_Task to complete_: Look through the data below and count each line where the word "Distribution" appears. Reply with the count alone.
++++++
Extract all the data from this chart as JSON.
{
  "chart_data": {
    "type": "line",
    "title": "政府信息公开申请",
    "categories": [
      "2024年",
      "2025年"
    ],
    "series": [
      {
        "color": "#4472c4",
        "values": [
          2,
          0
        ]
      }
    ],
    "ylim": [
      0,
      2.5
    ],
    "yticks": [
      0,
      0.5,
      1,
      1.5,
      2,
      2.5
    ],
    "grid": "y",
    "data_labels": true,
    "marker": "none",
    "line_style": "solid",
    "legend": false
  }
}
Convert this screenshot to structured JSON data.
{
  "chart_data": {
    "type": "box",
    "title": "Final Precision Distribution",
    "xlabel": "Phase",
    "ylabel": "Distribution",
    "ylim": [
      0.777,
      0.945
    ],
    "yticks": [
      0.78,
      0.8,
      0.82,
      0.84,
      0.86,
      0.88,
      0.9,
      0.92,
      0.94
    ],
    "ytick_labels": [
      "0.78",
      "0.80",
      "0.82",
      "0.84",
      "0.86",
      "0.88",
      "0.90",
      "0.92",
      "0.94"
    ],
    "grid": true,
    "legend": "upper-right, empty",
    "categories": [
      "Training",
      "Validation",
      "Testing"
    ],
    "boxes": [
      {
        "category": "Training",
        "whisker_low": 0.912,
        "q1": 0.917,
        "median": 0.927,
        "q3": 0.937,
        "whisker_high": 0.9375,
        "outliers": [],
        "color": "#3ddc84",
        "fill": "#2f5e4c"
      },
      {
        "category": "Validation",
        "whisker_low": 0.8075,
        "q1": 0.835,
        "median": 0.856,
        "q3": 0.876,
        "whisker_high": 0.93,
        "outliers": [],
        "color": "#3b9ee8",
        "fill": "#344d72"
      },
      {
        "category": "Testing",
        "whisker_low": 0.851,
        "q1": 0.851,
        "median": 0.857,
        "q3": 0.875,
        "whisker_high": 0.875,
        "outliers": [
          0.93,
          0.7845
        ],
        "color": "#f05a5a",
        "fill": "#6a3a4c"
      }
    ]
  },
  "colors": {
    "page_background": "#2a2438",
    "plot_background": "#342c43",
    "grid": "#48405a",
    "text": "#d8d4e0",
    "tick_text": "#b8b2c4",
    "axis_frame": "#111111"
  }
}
++++++
_Completed exercise_: 2